— Start Task material —
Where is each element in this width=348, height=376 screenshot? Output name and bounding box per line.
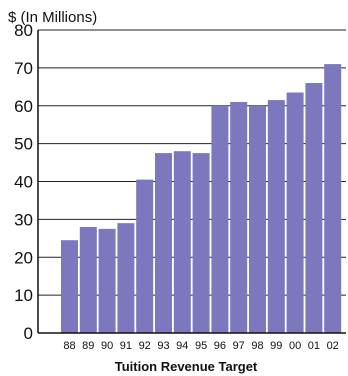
x-tick-label: 01 [308,340,320,352]
y-tick-label: 50 [14,135,33,154]
y-axis-unit-label: $ (In Millions) [8,9,97,26]
x-tick-label: 92 [139,340,151,352]
x-tick-label: 97 [233,340,245,352]
bar-00 [286,92,304,334]
bar-88 [61,240,78,333]
bar-97 [230,101,248,334]
y-tick-label: 20 [14,248,33,267]
bar-90 [98,228,116,333]
x-tick-label: 00 [289,340,301,352]
y-tick-label: 30 [14,210,33,229]
chart-title: Tuition Revenue Target [115,359,258,374]
y-tick-label: 10 [14,286,33,305]
bars [61,64,342,334]
x-tick-label: 88 [63,340,75,352]
x-tick-label: 96 [214,340,226,352]
x-tick-label: 91 [120,340,132,352]
bar-96 [211,105,229,333]
x-tick-label: 94 [176,340,188,352]
bar-95 [192,153,210,333]
x-axis-ticks: 88 89 90 91 92 93 94 95 96 97 98 99 00 01 02 [63,340,338,352]
x-tick-label: 02 [327,340,339,352]
x-tick-label: 98 [251,340,263,352]
x-tick-label: 89 [82,340,94,352]
bar-94 [173,151,191,333]
bar-98 [249,105,266,333]
bar-99 [267,100,285,333]
bar-02 [324,64,342,334]
x-tick-label: 99 [270,340,282,352]
bar-01 [305,83,323,334]
x-tick-label: 95 [195,340,207,352]
x-tick-label: 90 [101,340,113,352]
y-tick-label: 70 [14,59,33,78]
bar-92 [136,179,154,333]
bar-89 [79,226,97,333]
y-axis-ticks: 0 10 20 30 40 50 60 70 80 [14,21,33,343]
bar-93 [155,153,172,333]
y-tick-label: 80 [14,21,33,40]
y-tick-label: 0 [24,324,33,343]
y-tick-label: 60 [14,97,33,116]
bar-91 [117,223,135,333]
y-tick-label: 40 [14,173,33,192]
x-tick-label: 93 [157,340,169,352]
— End Task material —
_Written problem_
Copy the entries above line for line, omitting the picture placeholder.

_Final answer_
Where is each element in this width=348, height=376 screenshot? Output name and bounding box per line.
x-tick-label: 01 [308,340,320,352]
y-tick-label: 50 [14,135,33,154]
y-axis-unit-label: $ (In Millions) [8,9,97,26]
x-tick-label: 92 [139,340,151,352]
x-tick-label: 97 [233,340,245,352]
bar-00 [286,92,304,334]
bar-88 [61,240,78,333]
bar-97 [230,101,248,334]
y-tick-label: 20 [14,248,33,267]
bar-90 [98,228,116,333]
x-tick-label: 00 [289,340,301,352]
y-tick-label: 30 [14,210,33,229]
chart-title: Tuition Revenue Target [115,359,258,374]
y-tick-label: 10 [14,286,33,305]
bars [61,64,342,334]
x-tick-label: 88 [63,340,75,352]
x-tick-label: 96 [214,340,226,352]
x-tick-label: 91 [120,340,132,352]
bar-96 [211,105,229,333]
x-tick-label: 94 [176,340,188,352]
bar-95 [192,153,210,333]
x-axis-ticks: 88 89 90 91 92 93 94 95 96 97 98 99 00 01 02 [63,340,338,352]
x-tick-label: 02 [327,340,339,352]
x-tick-label: 98 [251,340,263,352]
x-tick-label: 89 [82,340,94,352]
bar-94 [173,151,191,333]
bar-98 [249,105,266,333]
bar-99 [267,100,285,333]
bar-02 [324,64,342,334]
x-tick-label: 99 [270,340,282,352]
bar-01 [305,83,323,334]
x-tick-label: 95 [195,340,207,352]
x-tick-label: 90 [101,340,113,352]
y-tick-label: 70 [14,59,33,78]
bar-92 [136,179,154,333]
bar-89 [79,226,97,333]
y-axis-ticks: 0 10 20 30 40 50 60 70 80 [14,21,33,343]
bar-93 [155,153,172,333]
y-tick-label: 80 [14,21,33,40]
y-tick-label: 0 [24,324,33,343]
y-tick-label: 60 [14,97,33,116]
bar-91 [117,223,135,333]
y-tick-label: 40 [14,173,33,192]
x-tick-label: 93 [157,340,169,352]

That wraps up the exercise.